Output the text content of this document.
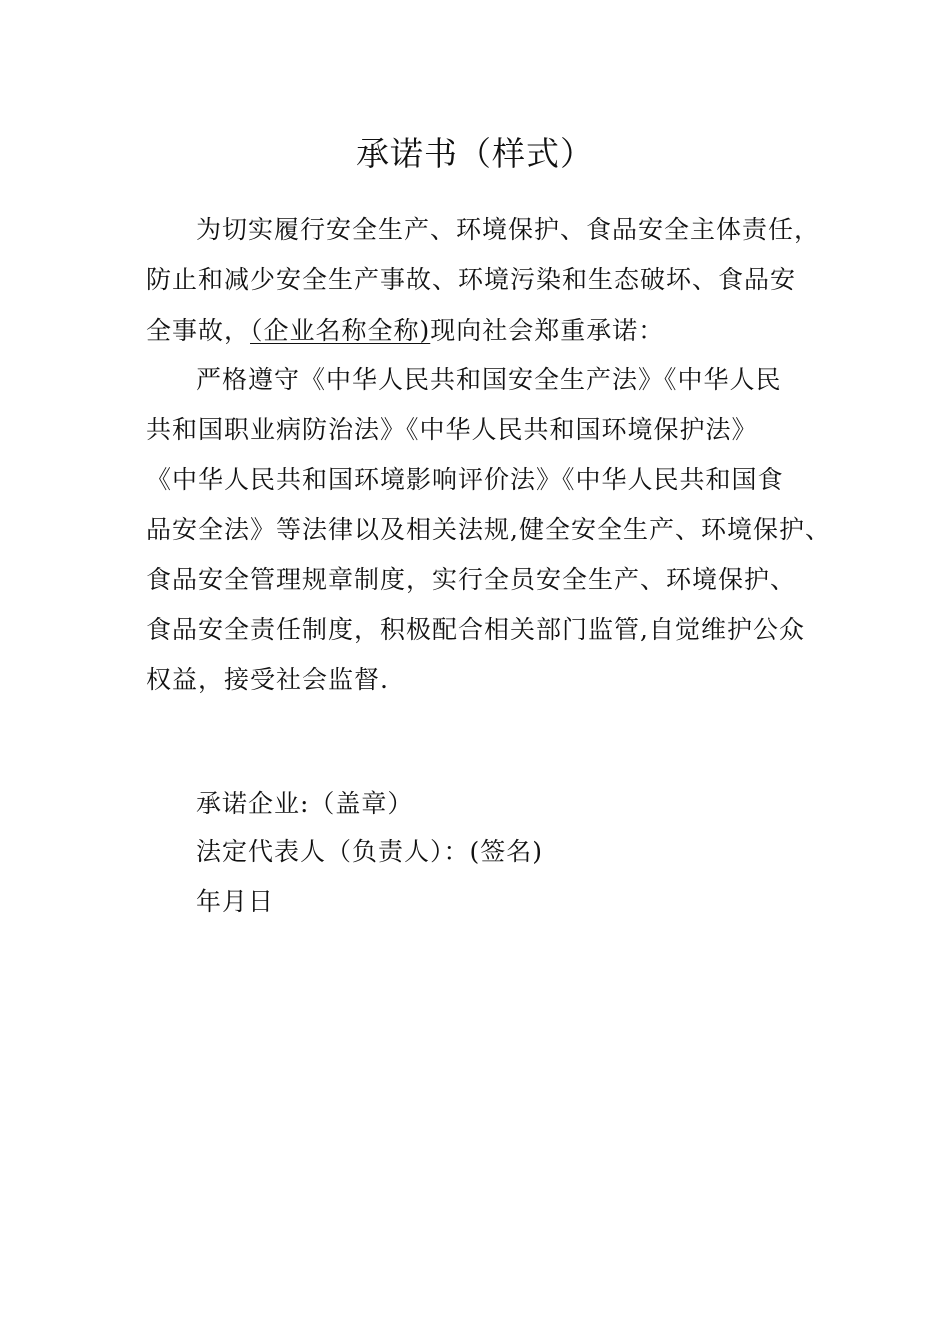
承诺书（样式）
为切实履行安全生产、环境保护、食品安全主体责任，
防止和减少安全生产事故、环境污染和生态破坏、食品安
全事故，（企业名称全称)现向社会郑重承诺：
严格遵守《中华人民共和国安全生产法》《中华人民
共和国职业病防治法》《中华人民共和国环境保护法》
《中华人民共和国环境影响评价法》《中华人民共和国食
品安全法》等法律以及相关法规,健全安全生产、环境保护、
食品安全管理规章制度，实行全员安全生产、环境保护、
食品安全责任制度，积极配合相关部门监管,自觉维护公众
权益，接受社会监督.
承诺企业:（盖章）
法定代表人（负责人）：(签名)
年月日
....
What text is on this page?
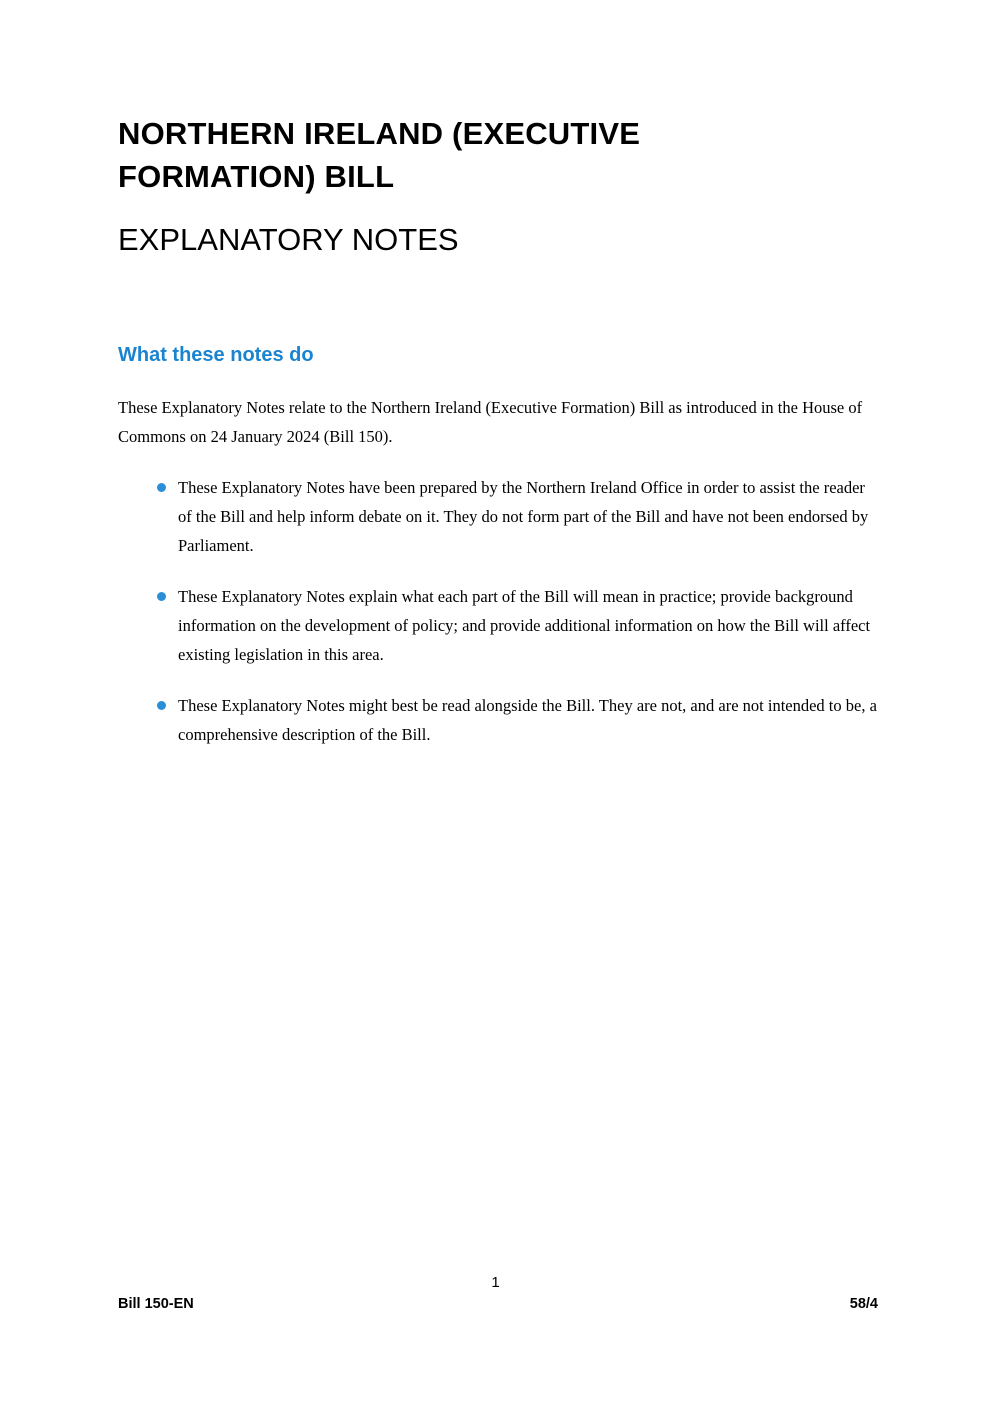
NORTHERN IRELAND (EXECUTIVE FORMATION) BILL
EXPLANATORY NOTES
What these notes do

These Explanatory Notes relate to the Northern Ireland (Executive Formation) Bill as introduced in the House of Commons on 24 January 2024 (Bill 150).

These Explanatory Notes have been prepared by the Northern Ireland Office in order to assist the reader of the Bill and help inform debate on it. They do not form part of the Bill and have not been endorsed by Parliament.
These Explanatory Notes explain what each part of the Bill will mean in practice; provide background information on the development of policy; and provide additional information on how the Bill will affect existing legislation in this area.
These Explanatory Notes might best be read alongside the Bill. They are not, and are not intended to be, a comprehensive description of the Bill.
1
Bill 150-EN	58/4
....
Filter the entries down to the lines with the word "text" in them.

_Written solution:_
Output the text content of this document.
What text is on this page?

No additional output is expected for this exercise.